(RECORDS PROVIDED):
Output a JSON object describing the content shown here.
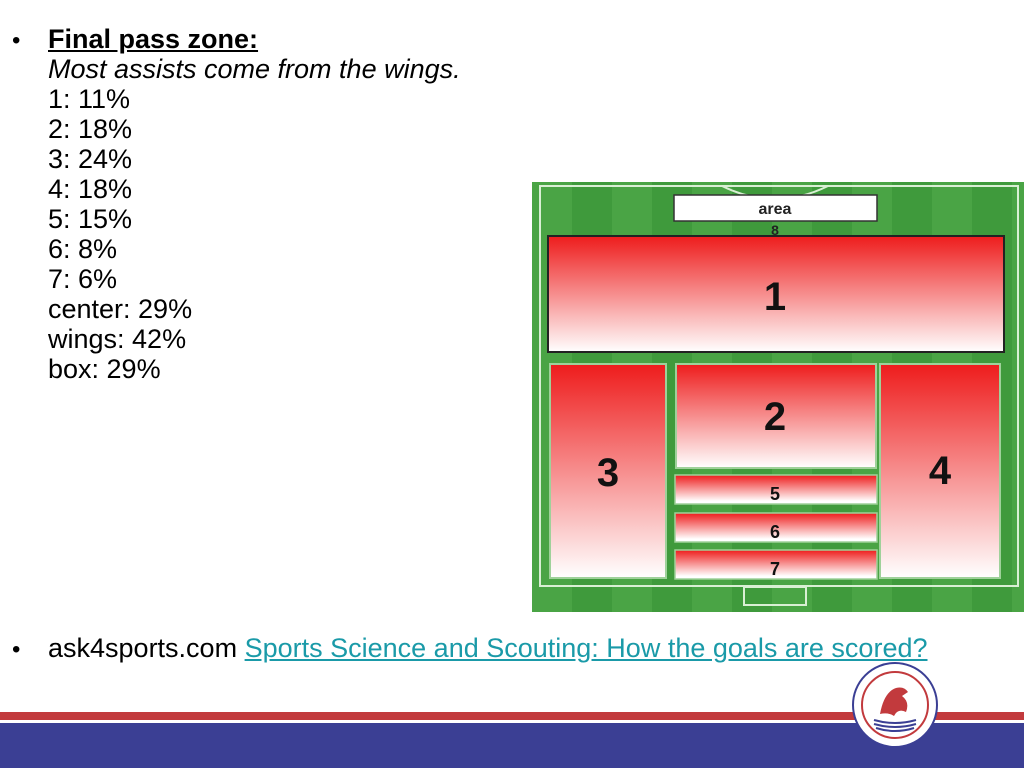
{
  "slide": {
    "bullet_symbol": "•",
    "heading": "Final pass zone:",
    "subheading": "Most assists come from the wings.",
    "stats": [
      "1: 11%",
      "2: 18%",
      "3: 24%",
      "4: 18%",
      "5: 15%",
      "6: 8%",
      "7: 6%",
      "center: 29%",
      "wings: 42%",
      "box: 29%"
    ]
  },
  "diagram": {
    "area_label": "area",
    "area_number": "8",
    "zones": [
      {
        "label": "1"
      },
      {
        "label": "2"
      },
      {
        "label": "3"
      },
      {
        "label": "4"
      },
      {
        "label": "5"
      },
      {
        "label": "6"
      },
      {
        "label": "7"
      }
    ],
    "colors": {
      "grass": "#3f9a3c",
      "zone_red": "#ee1c1c",
      "zone_white": "#ffffff"
    }
  },
  "source": {
    "site": "ask4sports.com",
    "link_text": "Sports Science and Scouting: How the goals are scored?"
  },
  "footer": {
    "stripe_color": "#c23a3d",
    "band_color": "#3b3f94"
  }
}
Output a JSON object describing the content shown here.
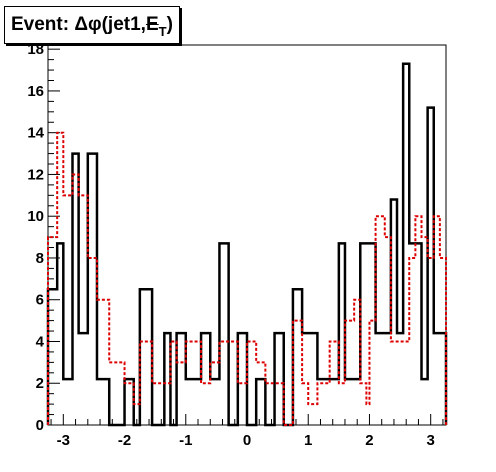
{
  "chart_data": {
    "type": "histogram-step",
    "title": {
      "prefix": "Event: ",
      "symbol": "Δφ",
      "middle": "(jet1,",
      "met": "E",
      "subscript": "T",
      "suffix": ")"
    },
    "xlabel": "",
    "ylabel": "",
    "xlim": [
      -3.25,
      3.25
    ],
    "ylim": [
      0,
      18.2
    ],
    "xticks": [
      -3,
      -2,
      -1,
      0,
      1,
      2,
      3
    ],
    "yticks": [
      0,
      2,
      4,
      6,
      8,
      10,
      12,
      14,
      16,
      18
    ],
    "bin_edges": [
      -3.25,
      -3.1,
      -3.0,
      -2.85,
      -2.75,
      -2.6,
      -2.45,
      -2.25,
      -2.0,
      -1.85,
      -1.75,
      -1.55,
      -1.35,
      -1.25,
      -1.15,
      -1.0,
      -0.75,
      -0.6,
      -0.45,
      -0.3,
      -0.15,
      0.0,
      0.15,
      0.3,
      0.45,
      0.6,
      0.75,
      0.9,
      1.0,
      1.15,
      1.35,
      1.5,
      1.6,
      1.75,
      1.85,
      1.95,
      2.0,
      2.1,
      2.25,
      2.35,
      2.45,
      2.55,
      2.65,
      2.75,
      2.85,
      2.95,
      3.05,
      3.15,
      3.25
    ],
    "series": [
      {
        "style": "solid",
        "color": "#000000",
        "values": [
          6.5,
          8.7,
          2.2,
          13.0,
          4.4,
          13.0,
          2.2,
          0,
          2.2,
          0,
          6.5,
          0,
          4.4,
          0,
          4.4,
          2.2,
          4.4,
          2.2,
          8.7,
          0,
          4.4,
          0,
          2.2,
          0,
          4.4,
          0,
          6.5,
          4.4,
          4.4,
          2.2,
          2.2,
          8.7,
          2.2,
          2.2,
          8.7,
          8.7,
          8.7,
          4.4,
          4.4,
          10.8,
          4.4,
          17.3,
          8.7,
          8.7,
          2.2,
          15.2,
          4.4,
          4.4
        ]
      },
      {
        "style": "dashed",
        "color": "#dd0000",
        "values": [
          9.0,
          14.0,
          11.0,
          12.0,
          11.0,
          8.0,
          6.0,
          3.0,
          2.0,
          1.0,
          4.0,
          2.0,
          2.0,
          4.0,
          3.0,
          4.0,
          2.0,
          3.0,
          4.0,
          4.0,
          2.0,
          4.0,
          3.0,
          2.0,
          2.0,
          0,
          5.0,
          2.0,
          1.0,
          2.0,
          4.0,
          2.0,
          5.0,
          6.0,
          2.0,
          1.0,
          5.0,
          10.0,
          9.0,
          4.0,
          4.0,
          4.0,
          8.0,
          10.0,
          9.0,
          8.0,
          10.0,
          8.0
        ]
      }
    ],
    "grid": false,
    "legend": "none"
  }
}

(PROBLEM DETAILS):
Output all of the records exactly as they appear above, but not the pictures.

(WRITTEN REPLY):
Output a JSON object describing the content shown here.
{
  "slide": {
    "bullet_symbol": "•",
    "heading": "Final pass zone:",
    "subheading": "Most assists come from the wings.",
    "stats": [
      "1: 11%",
      "2: 18%",
      "3: 24%",
      "4: 18%",
      "5: 15%",
      "6: 8%",
      "7: 6%",
      "center: 29%",
      "wings: 42%",
      "box: 29%"
    ]
  },
  "diagram": {
    "area_label": "area",
    "area_number": "8",
    "zones": [
      {
        "label": "1"
      },
      {
        "label": "2"
      },
      {
        "label": "3"
      },
      {
        "label": "4"
      },
      {
        "label": "5"
      },
      {
        "label": "6"
      },
      {
        "label": "7"
      }
    ],
    "colors": {
      "grass": "#3f9a3c",
      "zone_red": "#ee1c1c",
      "zone_white": "#ffffff"
    }
  },
  "source": {
    "site": "ask4sports.com",
    "link_text": "Sports Science and Scouting: How the goals are scored?"
  },
  "footer": {
    "stripe_color": "#c23a3d",
    "band_color": "#3b3f94"
  }
}
Output a JSON object describing the content shown here.
{
  "chart_data": {
    "type": "histogram-step",
    "title": {
      "prefix": "Event: ",
      "symbol": "Δφ",
      "middle": "(jet1,",
      "met": "E",
      "subscript": "T",
      "suffix": ")"
    },
    "xlabel": "",
    "ylabel": "",
    "xlim": [
      -3.25,
      3.25
    ],
    "ylim": [
      0,
      18.2
    ],
    "xticks": [
      -3,
      -2,
      -1,
      0,
      1,
      2,
      3
    ],
    "yticks": [
      0,
      2,
      4,
      6,
      8,
      10,
      12,
      14,
      16,
      18
    ],
    "bin_edges": [
      -3.25,
      -3.1,
      -3.0,
      -2.85,
      -2.75,
      -2.6,
      -2.45,
      -2.25,
      -2.0,
      -1.85,
      -1.75,
      -1.55,
      -1.35,
      -1.25,
      -1.15,
      -1.0,
      -0.75,
      -0.6,
      -0.45,
      -0.3,
      -0.15,
      0.0,
      0.15,
      0.3,
      0.45,
      0.6,
      0.75,
      0.9,
      1.0,
      1.15,
      1.35,
      1.5,
      1.6,
      1.75,
      1.85,
      1.95,
      2.0,
      2.1,
      2.25,
      2.35,
      2.45,
      2.55,
      2.65,
      2.75,
      2.85,
      2.95,
      3.05,
      3.15,
      3.25
    ],
    "series": [
      {
        "style": "solid",
        "color": "#000000",
        "values": [
          6.5,
          8.7,
          2.2,
          13.0,
          4.4,
          13.0,
          2.2,
          0,
          2.2,
          0,
          6.5,
          0,
          4.4,
          0,
          4.4,
          2.2,
          4.4,
          2.2,
          8.7,
          0,
          4.4,
          0,
          2.2,
          0,
          4.4,
          0,
          6.5,
          4.4,
          4.4,
          2.2,
          2.2,
          8.7,
          2.2,
          2.2,
          8.7,
          8.7,
          8.7,
          4.4,
          4.4,
          10.8,
          4.4,
          17.3,
          8.7,
          8.7,
          2.2,
          15.2,
          4.4,
          4.4
        ]
      },
      {
        "style": "dashed",
        "color": "#dd0000",
        "values": [
          9.0,
          14.0,
          11.0,
          12.0,
          11.0,
          8.0,
          6.0,
          3.0,
          2.0,
          1.0,
          4.0,
          2.0,
          2.0,
          4.0,
          3.0,
          4.0,
          2.0,
          3.0,
          4.0,
          4.0,
          2.0,
          4.0,
          3.0,
          2.0,
          2.0,
          0,
          5.0,
          2.0,
          1.0,
          2.0,
          4.0,
          2.0,
          5.0,
          6.0,
          2.0,
          1.0,
          5.0,
          10.0,
          9.0,
          4.0,
          4.0,
          4.0,
          8.0,
          10.0,
          9.0,
          8.0,
          10.0,
          8.0
        ]
      }
    ],
    "grid": false,
    "legend": "none"
  }
}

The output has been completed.